>> start

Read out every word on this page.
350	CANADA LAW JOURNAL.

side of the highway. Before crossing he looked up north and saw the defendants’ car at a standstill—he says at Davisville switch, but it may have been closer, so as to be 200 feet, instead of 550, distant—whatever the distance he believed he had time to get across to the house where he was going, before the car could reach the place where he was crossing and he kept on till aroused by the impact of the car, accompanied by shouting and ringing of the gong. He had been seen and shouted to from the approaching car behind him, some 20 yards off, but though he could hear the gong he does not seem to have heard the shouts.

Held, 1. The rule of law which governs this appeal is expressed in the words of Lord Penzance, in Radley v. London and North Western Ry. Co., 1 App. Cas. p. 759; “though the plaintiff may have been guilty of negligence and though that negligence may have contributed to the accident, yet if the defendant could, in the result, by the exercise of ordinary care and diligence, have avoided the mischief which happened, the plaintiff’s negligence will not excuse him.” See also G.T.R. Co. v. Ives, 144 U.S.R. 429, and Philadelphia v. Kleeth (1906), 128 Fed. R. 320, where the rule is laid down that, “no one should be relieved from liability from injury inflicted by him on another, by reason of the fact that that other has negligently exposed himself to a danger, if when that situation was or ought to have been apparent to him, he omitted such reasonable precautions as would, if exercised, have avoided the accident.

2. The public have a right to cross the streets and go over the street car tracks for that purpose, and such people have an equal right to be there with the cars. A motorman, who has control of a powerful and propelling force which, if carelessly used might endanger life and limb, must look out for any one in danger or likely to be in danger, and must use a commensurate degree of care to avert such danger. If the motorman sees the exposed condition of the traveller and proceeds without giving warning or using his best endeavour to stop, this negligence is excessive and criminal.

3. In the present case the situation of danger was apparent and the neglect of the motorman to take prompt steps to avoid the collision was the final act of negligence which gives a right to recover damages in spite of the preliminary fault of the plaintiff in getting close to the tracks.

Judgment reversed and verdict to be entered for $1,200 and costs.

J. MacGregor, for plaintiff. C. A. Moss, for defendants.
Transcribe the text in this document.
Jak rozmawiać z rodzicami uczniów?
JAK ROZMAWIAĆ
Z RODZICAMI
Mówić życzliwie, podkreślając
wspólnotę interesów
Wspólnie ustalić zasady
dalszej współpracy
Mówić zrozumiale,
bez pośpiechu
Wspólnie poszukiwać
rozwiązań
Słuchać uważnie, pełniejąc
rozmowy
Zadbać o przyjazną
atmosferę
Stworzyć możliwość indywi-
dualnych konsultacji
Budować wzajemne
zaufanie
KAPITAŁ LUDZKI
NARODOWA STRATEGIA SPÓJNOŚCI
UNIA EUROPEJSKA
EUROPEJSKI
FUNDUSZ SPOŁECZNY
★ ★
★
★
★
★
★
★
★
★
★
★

>> end

▸ **Short problem**
Retype the records that precede this task, keeping them exactly the same.

▸ **Result**
Read out every word on this page.
350	CANADA LAW JOURNAL.

side of the highway. Before crossing he looked up north and saw the defendants’ car at a standstill—he says at Davisville switch, but it may have been closer, so as to be 200 feet, instead of 550, distant—whatever the distance he believed he had time to get across to the house where he was going, before the car could reach the place where he was crossing and he kept on till aroused by the impact of the car, accompanied by shouting and ringing of the gong. He had been seen and shouted to from the approaching car behind him, some 20 yards off, but though he could hear the gong he does not seem to have heard the shouts.

Held, 1. The rule of law which governs this appeal is expressed in the words of Lord Penzance, in Radley v. London and North Western Ry. Co., 1 App. Cas. p. 759; “though the plaintiff may have been guilty of negligence and though that negligence may have contributed to the accident, yet if the defendant could, in the result, by the exercise of ordinary care and diligence, have avoided the mischief which happened, the plaintiff’s negligence will not excuse him.” See also G.T.R. Co. v. Ives, 144 U.S.R. 429, and Philadelphia v. Kleeth (1906), 128 Fed. R. 320, where the rule is laid down that, “no one should be relieved from liability from injury inflicted by him on another, by reason of the fact that that other has negligently exposed himself to a danger, if when that situation was or ought to have been apparent to him, he omitted such reasonable precautions as would, if exercised, have avoided the accident.

2. The public have a right to cross the streets and go over the street car tracks for that purpose, and such people have an equal right to be there with the cars. A motorman, who has control of a powerful and propelling force which, if carelessly used might endanger life and limb, must look out for any one in danger or likely to be in danger, and must use a commensurate degree of care to avert such danger. If the motorman sees the exposed condition of the traveller and proceeds without giving warning or using his best endeavour to stop, this negligence is excessive and criminal.

3. In the present case the situation of danger was apparent and the neglect of the motorman to take prompt steps to avoid the collision was the final act of negligence which gives a right to recover damages in spite of the preliminary fault of the plaintiff in getting close to the tracks.

Judgment reversed and verdict to be entered for $1,200 and costs.

J. MacGregor, for plaintiff. C. A. Moss, for defendants.
Transcribe the text in this document.
Jak rozmawiać z rodzicami uczniów?
JAK ROZMAWIAĆ
Z RODZICAMI
Mówić życzliwie, podkreślając
wspólnotę interesów
Wspólnie ustalić zasady
dalszej współpracy
Mówić zrozumiale,
bez pośpiechu
Wspólnie poszukiwać
rozwiązań
Słuchać uważnie, pełniejąc
rozmowy
Zadbać o przyjazną
atmosferę
Stworzyć możliwość indywi-
dualnych konsultacji
Budować wzajemne
zaufanie
KAPITAŁ LUDZKI
NARODOWA STRATEGIA SPÓJNOŚCI
UNIA EUROPEJSKA
EUROPEJSKI
FUNDUSZ SPOŁECZNY
★ ★
★
★
★
★
★
★
★
★
★
★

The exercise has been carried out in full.